_Prompt_
Using the data below, gather each line that includes the word "现象如何".

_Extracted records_
§ §
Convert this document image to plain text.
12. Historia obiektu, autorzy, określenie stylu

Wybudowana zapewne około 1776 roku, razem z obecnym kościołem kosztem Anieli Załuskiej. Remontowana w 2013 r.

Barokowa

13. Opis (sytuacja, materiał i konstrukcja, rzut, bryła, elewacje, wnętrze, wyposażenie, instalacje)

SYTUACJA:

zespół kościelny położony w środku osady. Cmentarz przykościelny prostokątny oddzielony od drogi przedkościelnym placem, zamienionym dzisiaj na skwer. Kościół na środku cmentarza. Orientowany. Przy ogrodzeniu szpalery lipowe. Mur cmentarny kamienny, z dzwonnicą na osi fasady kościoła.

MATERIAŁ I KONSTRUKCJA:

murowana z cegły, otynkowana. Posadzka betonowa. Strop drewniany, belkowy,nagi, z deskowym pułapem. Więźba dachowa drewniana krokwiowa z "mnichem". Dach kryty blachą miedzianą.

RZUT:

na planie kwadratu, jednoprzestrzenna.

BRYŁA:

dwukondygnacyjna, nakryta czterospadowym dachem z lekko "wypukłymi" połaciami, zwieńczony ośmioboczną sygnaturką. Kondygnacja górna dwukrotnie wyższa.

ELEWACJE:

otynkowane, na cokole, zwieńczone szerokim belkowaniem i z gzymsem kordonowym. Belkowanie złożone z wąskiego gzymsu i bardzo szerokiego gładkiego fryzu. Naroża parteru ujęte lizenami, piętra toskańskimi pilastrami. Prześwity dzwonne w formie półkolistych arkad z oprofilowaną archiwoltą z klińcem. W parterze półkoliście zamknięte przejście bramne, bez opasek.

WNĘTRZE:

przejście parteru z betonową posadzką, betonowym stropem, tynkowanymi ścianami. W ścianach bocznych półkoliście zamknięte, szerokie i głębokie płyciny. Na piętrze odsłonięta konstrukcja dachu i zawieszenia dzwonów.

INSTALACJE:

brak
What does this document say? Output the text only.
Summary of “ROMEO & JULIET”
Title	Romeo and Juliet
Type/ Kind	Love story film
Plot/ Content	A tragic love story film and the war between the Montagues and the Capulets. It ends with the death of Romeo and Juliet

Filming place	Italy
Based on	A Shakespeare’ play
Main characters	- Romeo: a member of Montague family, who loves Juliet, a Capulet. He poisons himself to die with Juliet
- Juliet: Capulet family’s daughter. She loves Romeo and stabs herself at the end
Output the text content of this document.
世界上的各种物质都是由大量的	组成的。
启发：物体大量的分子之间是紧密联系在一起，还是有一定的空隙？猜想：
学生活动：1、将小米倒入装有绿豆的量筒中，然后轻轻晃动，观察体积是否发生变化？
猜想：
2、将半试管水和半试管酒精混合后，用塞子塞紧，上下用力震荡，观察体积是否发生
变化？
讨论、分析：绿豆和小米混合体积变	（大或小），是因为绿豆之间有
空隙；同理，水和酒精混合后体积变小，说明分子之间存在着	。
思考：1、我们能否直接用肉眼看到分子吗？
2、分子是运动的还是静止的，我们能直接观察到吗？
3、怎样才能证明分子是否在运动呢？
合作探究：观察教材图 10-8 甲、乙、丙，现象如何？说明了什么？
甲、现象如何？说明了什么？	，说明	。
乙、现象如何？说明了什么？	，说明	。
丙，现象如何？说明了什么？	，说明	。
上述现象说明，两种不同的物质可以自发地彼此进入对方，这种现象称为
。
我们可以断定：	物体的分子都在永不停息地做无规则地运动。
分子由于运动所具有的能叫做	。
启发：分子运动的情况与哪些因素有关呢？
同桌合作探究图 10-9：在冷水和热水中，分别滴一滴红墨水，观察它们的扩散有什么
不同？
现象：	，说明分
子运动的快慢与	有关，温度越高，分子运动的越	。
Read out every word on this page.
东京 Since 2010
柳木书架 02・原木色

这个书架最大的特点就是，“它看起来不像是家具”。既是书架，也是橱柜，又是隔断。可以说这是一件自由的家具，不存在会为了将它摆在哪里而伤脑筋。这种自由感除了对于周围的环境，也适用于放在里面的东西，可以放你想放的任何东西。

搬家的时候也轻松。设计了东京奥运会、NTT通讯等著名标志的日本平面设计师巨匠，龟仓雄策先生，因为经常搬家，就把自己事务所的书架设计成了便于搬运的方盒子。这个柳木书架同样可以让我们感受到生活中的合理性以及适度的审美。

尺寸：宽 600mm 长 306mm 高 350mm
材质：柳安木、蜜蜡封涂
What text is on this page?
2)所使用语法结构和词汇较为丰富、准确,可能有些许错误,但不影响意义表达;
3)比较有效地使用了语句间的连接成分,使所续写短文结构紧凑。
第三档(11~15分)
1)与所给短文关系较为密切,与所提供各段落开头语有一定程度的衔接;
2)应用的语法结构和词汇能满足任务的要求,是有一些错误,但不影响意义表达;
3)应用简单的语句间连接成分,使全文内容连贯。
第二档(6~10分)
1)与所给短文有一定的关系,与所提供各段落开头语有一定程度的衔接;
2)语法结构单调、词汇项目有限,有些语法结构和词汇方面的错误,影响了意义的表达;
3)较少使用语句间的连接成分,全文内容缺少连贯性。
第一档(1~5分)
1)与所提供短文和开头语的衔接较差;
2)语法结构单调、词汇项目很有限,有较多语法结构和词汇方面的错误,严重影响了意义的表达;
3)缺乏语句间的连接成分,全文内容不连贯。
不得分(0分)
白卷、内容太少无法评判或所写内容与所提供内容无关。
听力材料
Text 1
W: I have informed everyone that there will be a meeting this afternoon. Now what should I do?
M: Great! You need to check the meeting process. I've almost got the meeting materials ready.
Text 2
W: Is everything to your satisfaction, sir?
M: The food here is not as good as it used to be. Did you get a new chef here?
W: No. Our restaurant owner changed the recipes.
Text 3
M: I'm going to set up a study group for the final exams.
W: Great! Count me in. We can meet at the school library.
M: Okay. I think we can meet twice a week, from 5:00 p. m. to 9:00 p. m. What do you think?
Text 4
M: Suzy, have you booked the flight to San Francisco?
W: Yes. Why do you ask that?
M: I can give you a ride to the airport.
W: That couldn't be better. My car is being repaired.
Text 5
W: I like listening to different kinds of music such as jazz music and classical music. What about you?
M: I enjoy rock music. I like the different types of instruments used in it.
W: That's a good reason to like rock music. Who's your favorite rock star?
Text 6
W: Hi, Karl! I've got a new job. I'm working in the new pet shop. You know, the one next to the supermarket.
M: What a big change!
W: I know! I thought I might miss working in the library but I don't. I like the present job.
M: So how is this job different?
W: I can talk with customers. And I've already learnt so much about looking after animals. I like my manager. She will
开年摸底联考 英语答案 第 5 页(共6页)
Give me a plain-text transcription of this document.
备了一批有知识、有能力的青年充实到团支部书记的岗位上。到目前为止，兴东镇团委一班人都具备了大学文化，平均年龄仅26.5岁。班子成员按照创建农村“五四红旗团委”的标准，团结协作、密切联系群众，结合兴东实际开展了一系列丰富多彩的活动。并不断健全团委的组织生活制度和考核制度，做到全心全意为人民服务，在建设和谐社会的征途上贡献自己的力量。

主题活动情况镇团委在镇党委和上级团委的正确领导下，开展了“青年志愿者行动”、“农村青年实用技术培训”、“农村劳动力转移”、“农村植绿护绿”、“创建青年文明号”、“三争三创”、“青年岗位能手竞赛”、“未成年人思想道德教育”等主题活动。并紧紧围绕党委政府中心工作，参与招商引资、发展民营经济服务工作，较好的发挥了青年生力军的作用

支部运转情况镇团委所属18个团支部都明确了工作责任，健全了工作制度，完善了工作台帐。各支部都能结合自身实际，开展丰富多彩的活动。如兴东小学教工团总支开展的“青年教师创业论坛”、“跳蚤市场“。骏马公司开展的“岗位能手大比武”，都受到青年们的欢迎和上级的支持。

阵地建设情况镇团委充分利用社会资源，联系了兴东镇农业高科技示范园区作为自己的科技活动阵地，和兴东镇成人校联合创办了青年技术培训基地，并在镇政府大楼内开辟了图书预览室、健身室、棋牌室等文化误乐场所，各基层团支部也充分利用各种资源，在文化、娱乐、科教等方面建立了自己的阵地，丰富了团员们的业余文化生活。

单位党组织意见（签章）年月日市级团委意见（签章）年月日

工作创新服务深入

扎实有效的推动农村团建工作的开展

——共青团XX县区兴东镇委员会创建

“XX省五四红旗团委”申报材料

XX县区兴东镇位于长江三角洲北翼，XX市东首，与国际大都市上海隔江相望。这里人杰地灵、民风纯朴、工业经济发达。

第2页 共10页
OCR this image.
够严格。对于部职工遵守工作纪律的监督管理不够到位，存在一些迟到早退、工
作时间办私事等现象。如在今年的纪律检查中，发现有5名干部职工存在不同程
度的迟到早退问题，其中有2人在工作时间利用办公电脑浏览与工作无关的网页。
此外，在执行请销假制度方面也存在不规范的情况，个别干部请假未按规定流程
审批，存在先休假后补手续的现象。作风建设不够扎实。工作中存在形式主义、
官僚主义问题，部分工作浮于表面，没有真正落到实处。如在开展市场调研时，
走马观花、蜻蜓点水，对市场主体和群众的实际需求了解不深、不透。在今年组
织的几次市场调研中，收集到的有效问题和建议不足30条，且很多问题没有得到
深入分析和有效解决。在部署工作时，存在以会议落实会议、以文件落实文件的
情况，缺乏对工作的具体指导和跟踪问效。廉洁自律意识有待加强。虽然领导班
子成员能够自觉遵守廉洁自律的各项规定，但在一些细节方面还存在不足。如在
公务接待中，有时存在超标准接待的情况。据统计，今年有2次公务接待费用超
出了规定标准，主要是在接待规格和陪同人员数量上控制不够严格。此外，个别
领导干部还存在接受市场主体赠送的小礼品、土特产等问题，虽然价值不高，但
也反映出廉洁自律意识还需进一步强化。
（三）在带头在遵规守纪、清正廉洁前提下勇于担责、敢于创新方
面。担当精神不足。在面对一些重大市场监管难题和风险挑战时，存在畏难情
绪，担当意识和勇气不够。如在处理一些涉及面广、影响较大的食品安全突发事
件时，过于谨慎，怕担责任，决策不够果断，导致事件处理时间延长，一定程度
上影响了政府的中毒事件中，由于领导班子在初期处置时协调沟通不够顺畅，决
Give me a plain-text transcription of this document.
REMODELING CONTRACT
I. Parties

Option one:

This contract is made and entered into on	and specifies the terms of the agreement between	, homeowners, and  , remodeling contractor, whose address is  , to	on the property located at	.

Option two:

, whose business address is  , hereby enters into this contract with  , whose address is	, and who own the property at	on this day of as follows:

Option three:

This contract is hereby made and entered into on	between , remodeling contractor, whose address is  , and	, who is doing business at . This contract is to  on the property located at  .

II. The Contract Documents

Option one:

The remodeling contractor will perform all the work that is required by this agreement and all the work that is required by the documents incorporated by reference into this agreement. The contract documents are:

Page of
§ §
_Reply to the task_
合作探究：观察教材图 10-8 甲、乙、丙，现象如何？说明了什么？
甲、现象如何？说明了什么？	，说明	。
乙、现象如何？说明了什么？	，说明	。
丙，现象如何？说明了什么？	，说明	。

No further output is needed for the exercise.